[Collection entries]
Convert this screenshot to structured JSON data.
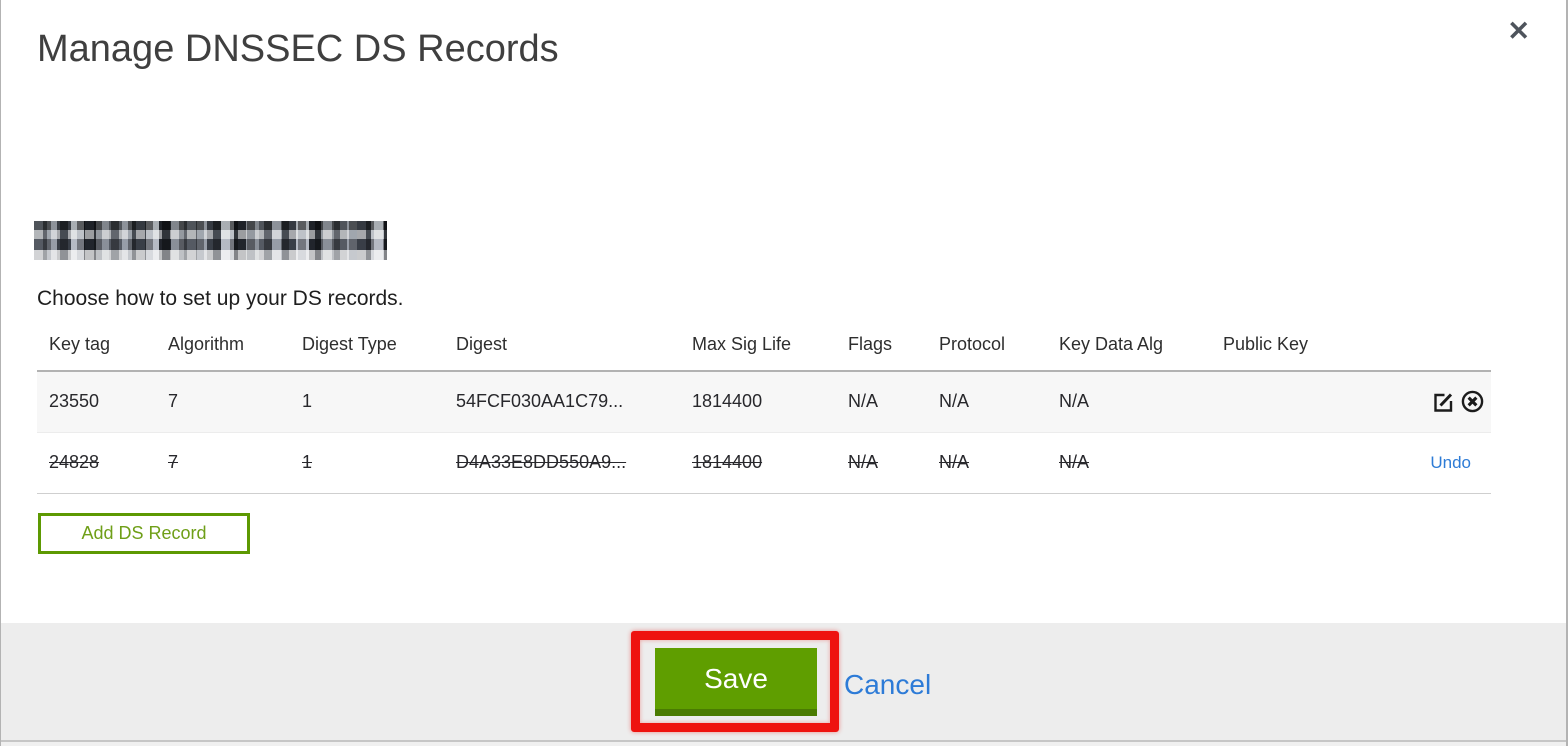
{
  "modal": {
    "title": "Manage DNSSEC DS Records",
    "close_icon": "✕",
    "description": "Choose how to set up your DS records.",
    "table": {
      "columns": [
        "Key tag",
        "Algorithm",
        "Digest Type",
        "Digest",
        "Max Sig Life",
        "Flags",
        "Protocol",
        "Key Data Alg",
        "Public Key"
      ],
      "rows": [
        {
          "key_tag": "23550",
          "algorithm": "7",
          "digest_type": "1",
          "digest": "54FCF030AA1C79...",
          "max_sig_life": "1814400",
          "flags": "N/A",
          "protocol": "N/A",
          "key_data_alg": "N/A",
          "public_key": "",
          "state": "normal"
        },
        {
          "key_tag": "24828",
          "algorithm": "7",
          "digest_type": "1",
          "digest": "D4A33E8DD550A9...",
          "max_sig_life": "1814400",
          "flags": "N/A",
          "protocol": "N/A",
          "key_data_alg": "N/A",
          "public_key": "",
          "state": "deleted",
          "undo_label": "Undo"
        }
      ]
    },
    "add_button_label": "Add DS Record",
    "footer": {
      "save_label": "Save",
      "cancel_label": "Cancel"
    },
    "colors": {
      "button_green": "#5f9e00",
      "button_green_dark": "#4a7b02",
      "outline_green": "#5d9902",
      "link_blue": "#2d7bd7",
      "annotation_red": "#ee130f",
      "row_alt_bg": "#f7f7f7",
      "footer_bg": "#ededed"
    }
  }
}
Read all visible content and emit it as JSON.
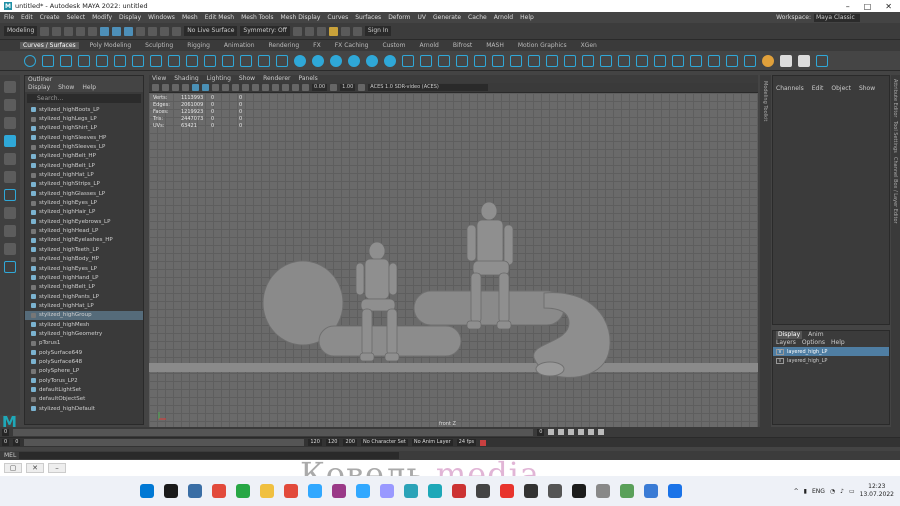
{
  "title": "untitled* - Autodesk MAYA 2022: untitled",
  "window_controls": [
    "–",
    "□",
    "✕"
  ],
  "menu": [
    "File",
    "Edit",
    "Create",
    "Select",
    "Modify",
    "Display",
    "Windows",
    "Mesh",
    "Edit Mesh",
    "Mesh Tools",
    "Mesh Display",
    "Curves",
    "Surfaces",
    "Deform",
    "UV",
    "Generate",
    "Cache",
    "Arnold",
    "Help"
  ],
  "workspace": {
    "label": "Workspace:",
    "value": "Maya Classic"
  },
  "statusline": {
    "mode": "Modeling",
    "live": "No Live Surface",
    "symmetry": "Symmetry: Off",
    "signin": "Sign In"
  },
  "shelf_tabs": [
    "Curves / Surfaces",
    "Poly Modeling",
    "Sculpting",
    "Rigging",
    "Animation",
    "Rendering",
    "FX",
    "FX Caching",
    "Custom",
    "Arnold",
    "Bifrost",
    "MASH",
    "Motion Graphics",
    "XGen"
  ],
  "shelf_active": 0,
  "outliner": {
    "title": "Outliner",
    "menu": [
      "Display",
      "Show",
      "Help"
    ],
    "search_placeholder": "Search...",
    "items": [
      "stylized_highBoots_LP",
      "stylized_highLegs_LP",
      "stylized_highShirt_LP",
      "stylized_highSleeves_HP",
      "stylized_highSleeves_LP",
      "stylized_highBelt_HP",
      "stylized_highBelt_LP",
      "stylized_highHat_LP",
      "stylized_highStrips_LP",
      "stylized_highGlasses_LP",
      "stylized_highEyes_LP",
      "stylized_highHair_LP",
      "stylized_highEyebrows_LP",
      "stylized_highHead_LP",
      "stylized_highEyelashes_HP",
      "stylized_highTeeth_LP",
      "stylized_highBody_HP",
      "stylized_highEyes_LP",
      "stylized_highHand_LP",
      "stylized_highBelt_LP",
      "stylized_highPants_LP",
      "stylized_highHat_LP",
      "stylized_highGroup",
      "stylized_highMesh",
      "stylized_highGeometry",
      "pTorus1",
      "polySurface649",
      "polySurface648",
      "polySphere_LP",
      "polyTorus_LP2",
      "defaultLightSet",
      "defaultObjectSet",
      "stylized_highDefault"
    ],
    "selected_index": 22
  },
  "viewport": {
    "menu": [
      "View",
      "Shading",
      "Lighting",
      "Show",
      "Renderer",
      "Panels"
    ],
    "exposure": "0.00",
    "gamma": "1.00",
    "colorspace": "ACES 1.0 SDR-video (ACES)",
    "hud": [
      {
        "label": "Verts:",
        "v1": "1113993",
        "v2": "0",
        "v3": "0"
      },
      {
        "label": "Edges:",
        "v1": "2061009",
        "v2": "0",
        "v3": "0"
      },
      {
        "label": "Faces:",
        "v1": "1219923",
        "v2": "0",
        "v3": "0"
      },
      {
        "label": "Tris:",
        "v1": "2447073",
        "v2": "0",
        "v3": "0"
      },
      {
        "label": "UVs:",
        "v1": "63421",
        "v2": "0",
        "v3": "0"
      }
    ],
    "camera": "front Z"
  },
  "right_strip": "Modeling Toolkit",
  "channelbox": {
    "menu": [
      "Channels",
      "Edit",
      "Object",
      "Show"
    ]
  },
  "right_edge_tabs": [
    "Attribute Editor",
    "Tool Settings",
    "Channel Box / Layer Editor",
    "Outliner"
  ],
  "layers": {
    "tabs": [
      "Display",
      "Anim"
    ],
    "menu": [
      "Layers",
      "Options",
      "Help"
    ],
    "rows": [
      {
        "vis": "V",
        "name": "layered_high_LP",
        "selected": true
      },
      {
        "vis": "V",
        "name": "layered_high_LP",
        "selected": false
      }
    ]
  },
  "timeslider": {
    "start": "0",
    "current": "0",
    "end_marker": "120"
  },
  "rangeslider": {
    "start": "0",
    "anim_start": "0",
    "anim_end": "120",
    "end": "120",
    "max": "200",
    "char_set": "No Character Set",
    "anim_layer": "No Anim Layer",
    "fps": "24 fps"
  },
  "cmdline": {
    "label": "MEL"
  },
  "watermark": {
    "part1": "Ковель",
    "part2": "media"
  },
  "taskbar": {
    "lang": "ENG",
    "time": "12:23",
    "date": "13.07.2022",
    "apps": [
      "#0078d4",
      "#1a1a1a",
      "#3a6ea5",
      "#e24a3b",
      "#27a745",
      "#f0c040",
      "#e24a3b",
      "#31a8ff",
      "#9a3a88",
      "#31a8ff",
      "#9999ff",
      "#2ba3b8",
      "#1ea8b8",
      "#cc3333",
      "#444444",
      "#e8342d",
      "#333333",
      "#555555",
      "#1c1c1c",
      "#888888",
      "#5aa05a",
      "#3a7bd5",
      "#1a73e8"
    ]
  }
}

GIVEN EXERCISE -
Return the listing above unchanged, apart from dropping its pictures.

SOLUTION -
Convert this screenshot to structured JSON data.
{
  "modal": {
    "title": "Manage DNSSEC DS Records",
    "close_icon": "✕",
    "description": "Choose how to set up your DS records.",
    "table": {
      "columns": [
        "Key tag",
        "Algorithm",
        "Digest Type",
        "Digest",
        "Max Sig Life",
        "Flags",
        "Protocol",
        "Key Data Alg",
        "Public Key"
      ],
      "rows": [
        {
          "key_tag": "23550",
          "algorithm": "7",
          "digest_type": "1",
          "digest": "54FCF030AA1C79...",
          "max_sig_life": "1814400",
          "flags": "N/A",
          "protocol": "N/A",
          "key_data_alg": "N/A",
          "public_key": "",
          "state": "normal"
        },
        {
          "key_tag": "24828",
          "algorithm": "7",
          "digest_type": "1",
          "digest": "D4A33E8DD550A9...",
          "max_sig_life": "1814400",
          "flags": "N/A",
          "protocol": "N/A",
          "key_data_alg": "N/A",
          "public_key": "",
          "state": "deleted",
          "undo_label": "Undo"
        }
      ]
    },
    "add_button_label": "Add DS Record",
    "footer": {
      "save_label": "Save",
      "cancel_label": "Cancel"
    },
    "colors": {
      "button_green": "#5f9e00",
      "button_green_dark": "#4a7b02",
      "outline_green": "#5d9902",
      "link_blue": "#2d7bd7",
      "annotation_red": "#ee130f",
      "row_alt_bg": "#f7f7f7",
      "footer_bg": "#ededed"
    }
  }
}
Read all visible content and emit it as JSON.
{
  "title": "untitled* - Autodesk MAYA 2022: untitled",
  "window_controls": [
    "–",
    "□",
    "✕"
  ],
  "menu": [
    "File",
    "Edit",
    "Create",
    "Select",
    "Modify",
    "Display",
    "Windows",
    "Mesh",
    "Edit Mesh",
    "Mesh Tools",
    "Mesh Display",
    "Curves",
    "Surfaces",
    "Deform",
    "UV",
    "Generate",
    "Cache",
    "Arnold",
    "Help"
  ],
  "workspace": {
    "label": "Workspace:",
    "value": "Maya Classic"
  },
  "statusline": {
    "mode": "Modeling",
    "live": "No Live Surface",
    "symmetry": "Symmetry: Off",
    "signin": "Sign In"
  },
  "shelf_tabs": [
    "Curves / Surfaces",
    "Poly Modeling",
    "Sculpting",
    "Rigging",
    "Animation",
    "Rendering",
    "FX",
    "FX Caching",
    "Custom",
    "Arnold",
    "Bifrost",
    "MASH",
    "Motion Graphics",
    "XGen"
  ],
  "shelf_active": 0,
  "outliner": {
    "title": "Outliner",
    "menu": [
      "Display",
      "Show",
      "Help"
    ],
    "search_placeholder": "Search...",
    "items": [
      "stylized_highBoots_LP",
      "stylized_highLegs_LP",
      "stylized_highShirt_LP",
      "stylized_highSleeves_HP",
      "stylized_highSleeves_LP",
      "stylized_highBelt_HP",
      "stylized_highBelt_LP",
      "stylized_highHat_LP",
      "stylized_highStrips_LP",
      "stylized_highGlasses_LP",
      "stylized_highEyes_LP",
      "stylized_highHair_LP",
      "stylized_highEyebrows_LP",
      "stylized_highHead_LP",
      "stylized_highEyelashes_HP",
      "stylized_highTeeth_LP",
      "stylized_highBody_HP",
      "stylized_highEyes_LP",
      "stylized_highHand_LP",
      "stylized_highBelt_LP",
      "stylized_highPants_LP",
      "stylized_highHat_LP",
      "stylized_highGroup",
      "stylized_highMesh",
      "stylized_highGeometry",
      "pTorus1",
      "polySurface649",
      "polySurface648",
      "polySphere_LP",
      "polyTorus_LP2",
      "defaultLightSet",
      "defaultObjectSet",
      "stylized_highDefault"
    ],
    "selected_index": 22
  },
  "viewport": {
    "menu": [
      "View",
      "Shading",
      "Lighting",
      "Show",
      "Renderer",
      "Panels"
    ],
    "exposure": "0.00",
    "gamma": "1.00",
    "colorspace": "ACES 1.0 SDR-video (ACES)",
    "hud": [
      {
        "label": "Verts:",
        "v1": "1113993",
        "v2": "0",
        "v3": "0"
      },
      {
        "label": "Edges:",
        "v1": "2061009",
        "v2": "0",
        "v3": "0"
      },
      {
        "label": "Faces:",
        "v1": "1219923",
        "v2": "0",
        "v3": "0"
      },
      {
        "label": "Tris:",
        "v1": "2447073",
        "v2": "0",
        "v3": "0"
      },
      {
        "label": "UVs:",
        "v1": "63421",
        "v2": "0",
        "v3": "0"
      }
    ],
    "camera": "front Z"
  },
  "right_strip": "Modeling Toolkit",
  "channelbox": {
    "menu": [
      "Channels",
      "Edit",
      "Object",
      "Show"
    ]
  },
  "right_edge_tabs": [
    "Attribute Editor",
    "Tool Settings",
    "Channel Box / Layer Editor",
    "Outliner"
  ],
  "layers": {
    "tabs": [
      "Display",
      "Anim"
    ],
    "menu": [
      "Layers",
      "Options",
      "Help"
    ],
    "rows": [
      {
        "vis": "V",
        "name": "layered_high_LP",
        "selected": true
      },
      {
        "vis": "V",
        "name": "layered_high_LP",
        "selected": false
      }
    ]
  },
  "timeslider": {
    "start": "0",
    "current": "0",
    "end_marker": "120"
  },
  "rangeslider": {
    "start": "0",
    "anim_start": "0",
    "anim_end": "120",
    "end": "120",
    "max": "200",
    "char_set": "No Character Set",
    "anim_layer": "No Anim Layer",
    "fps": "24 fps"
  },
  "cmdline": {
    "label": "MEL"
  },
  "watermark": {
    "part1": "Ковель",
    "part2": "media"
  },
  "taskbar": {
    "lang": "ENG",
    "time": "12:23",
    "date": "13.07.2022",
    "apps": [
      "#0078d4",
      "#1a1a1a",
      "#3a6ea5",
      "#e24a3b",
      "#27a745",
      "#f0c040",
      "#e24a3b",
      "#31a8ff",
      "#9a3a88",
      "#31a8ff",
      "#9999ff",
      "#2ba3b8",
      "#1ea8b8",
      "#cc3333",
      "#444444",
      "#e8342d",
      "#333333",
      "#555555",
      "#1c1c1c",
      "#888888",
      "#5aa05a",
      "#3a7bd5",
      "#1a73e8"
    ]
  }
}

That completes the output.